== Tasks for this exercise ==
**a.** Condense the paragraph beginning "I think it was NHL 2002" in the excerpt about Sawtell into a short bulleted list that keeps its main facts.
**b.** Answer these questions using the excerpt about Sawtell:
(i) What topic did Sawtell's PowerPoint presentation cover, and in what class?
(ii) Who gave Sawtell and some classmates encouragement and support in running the video game hockey tournament?
(iii) Which three people are described as huge difference-makers for Sawtell?
**c.** Please quote the excerpt about Sawtell from "Lewis, meanwhile, gave" to "difference-makers for him.", word for word.

== Excerpted passage ==

Sawtell remembers doing a PowerPoint presentation on the Second World War in a Humanities class.

“I had music and photos and it was well-written,” he said. “It’s interesting looking back because nothing has really changed. I still am a storyteller in a way – using digital products to tell stories.”

Lewis, meanwhile, gave Sawtell and some of his classmates an abundance of encouragement and support in the running of a video game hockey tournament.

“I think it was NHL 2002 and we had this massive tournament,” Sawtell said. “We’d take the whole gym up and I think we had more people watching that than any other event. We had the whole school cheering the finals on. It was wild, and just being able to coordinate something like that. So I got to flex my love for hockey and my love for technology and gaming.”

Bleecker, Smith and Lewis all found ways to tap into Sawtell’s passions and, because of that, were huge difference-makers for him.

== Extracted records ==
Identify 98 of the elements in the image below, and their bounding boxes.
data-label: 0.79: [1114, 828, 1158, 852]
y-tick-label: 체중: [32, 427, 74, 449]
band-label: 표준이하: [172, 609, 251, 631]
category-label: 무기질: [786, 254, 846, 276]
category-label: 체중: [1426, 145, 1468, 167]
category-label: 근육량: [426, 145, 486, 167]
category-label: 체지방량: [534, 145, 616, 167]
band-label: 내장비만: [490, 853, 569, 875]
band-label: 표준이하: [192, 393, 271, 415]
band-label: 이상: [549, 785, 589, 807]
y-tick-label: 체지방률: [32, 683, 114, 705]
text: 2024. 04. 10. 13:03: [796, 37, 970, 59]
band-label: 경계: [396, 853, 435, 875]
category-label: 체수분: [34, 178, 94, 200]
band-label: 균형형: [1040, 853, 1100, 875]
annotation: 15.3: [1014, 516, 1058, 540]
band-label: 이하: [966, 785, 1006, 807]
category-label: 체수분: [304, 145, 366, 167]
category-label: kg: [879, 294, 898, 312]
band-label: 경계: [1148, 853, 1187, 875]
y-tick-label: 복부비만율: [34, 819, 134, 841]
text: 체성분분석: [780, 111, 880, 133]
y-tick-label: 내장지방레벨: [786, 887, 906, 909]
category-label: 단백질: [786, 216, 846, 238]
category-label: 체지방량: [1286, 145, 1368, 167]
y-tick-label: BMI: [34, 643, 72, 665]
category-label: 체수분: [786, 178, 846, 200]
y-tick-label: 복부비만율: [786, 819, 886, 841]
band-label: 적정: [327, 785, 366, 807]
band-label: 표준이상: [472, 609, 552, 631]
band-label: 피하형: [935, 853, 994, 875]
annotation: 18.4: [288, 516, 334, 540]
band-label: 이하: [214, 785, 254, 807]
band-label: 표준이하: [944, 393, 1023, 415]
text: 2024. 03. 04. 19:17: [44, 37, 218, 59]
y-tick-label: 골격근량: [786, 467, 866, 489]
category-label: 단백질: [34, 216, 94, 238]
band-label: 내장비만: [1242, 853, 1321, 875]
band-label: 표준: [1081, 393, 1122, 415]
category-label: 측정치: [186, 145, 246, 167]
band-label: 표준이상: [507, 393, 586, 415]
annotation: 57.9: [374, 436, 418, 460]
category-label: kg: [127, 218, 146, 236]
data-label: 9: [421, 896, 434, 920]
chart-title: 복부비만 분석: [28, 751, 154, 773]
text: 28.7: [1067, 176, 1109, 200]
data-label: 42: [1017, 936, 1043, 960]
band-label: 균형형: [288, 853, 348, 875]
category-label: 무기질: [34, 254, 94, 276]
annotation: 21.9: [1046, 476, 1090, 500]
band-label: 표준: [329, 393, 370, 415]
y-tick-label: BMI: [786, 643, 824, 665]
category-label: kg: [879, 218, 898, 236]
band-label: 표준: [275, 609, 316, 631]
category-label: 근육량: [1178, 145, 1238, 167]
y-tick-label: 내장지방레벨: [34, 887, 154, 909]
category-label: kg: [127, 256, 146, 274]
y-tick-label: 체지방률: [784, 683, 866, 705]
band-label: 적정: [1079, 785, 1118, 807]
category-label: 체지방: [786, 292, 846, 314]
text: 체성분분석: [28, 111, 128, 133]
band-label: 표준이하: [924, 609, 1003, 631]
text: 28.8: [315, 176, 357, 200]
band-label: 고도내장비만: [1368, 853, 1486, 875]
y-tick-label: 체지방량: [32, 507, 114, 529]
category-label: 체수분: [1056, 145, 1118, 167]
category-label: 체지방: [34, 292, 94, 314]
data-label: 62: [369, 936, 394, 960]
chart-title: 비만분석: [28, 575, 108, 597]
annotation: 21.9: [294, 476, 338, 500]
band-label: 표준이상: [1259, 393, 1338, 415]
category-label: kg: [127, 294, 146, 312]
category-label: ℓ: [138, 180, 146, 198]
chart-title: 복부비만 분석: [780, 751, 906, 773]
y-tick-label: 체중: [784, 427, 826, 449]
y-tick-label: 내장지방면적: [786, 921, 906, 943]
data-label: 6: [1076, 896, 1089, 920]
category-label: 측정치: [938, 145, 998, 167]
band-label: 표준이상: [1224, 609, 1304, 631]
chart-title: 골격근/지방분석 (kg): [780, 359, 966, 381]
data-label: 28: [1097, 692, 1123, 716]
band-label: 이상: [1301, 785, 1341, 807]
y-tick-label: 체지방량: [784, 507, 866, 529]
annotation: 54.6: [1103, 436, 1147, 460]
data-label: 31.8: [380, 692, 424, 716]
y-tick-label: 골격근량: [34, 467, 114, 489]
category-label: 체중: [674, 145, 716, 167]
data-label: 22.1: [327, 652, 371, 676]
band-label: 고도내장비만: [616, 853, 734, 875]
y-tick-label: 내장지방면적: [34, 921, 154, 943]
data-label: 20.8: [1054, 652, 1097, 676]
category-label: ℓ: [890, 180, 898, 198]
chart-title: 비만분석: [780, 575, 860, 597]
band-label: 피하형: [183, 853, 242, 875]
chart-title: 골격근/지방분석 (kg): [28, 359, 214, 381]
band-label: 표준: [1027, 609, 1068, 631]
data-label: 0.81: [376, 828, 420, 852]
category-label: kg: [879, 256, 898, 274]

== Exercise responses ==
**a.**
- Sawtell thinks the game was NHL 2002, and the tournament was massive.
- It took over the whole gym and, he thinks, drew more spectators than any other event.
- The whole school cheered on the finals, and he calls it wild, coordinating something like that included.
- It let him combine his love for hockey with his love for technology and gaming.

**b.**
(i) The Second World War, in a Humanities class.
(ii) Lewis.
(iii) Bleecker, Smith and Lewis.

**c.**
Lewis, meanwhile, gave Sawtell and some of his classmates an abundance of encouragement and support in the running of a video game hockey tournament.

“I think it was NHL 2002 and we had this massive tournament,” Sawtell said. “We’d take the whole gym up and I think we had more people watching that than any other event. We had the whole school cheering the finals on. It was wild, and just being able to coordinate something like that. So I got to flex my love for hockey and my love for technology and gaming.”

Bleecker, Smith and Lewis all found ways to tap into Sawtell’s passions and, because of that, were huge difference-makers for him.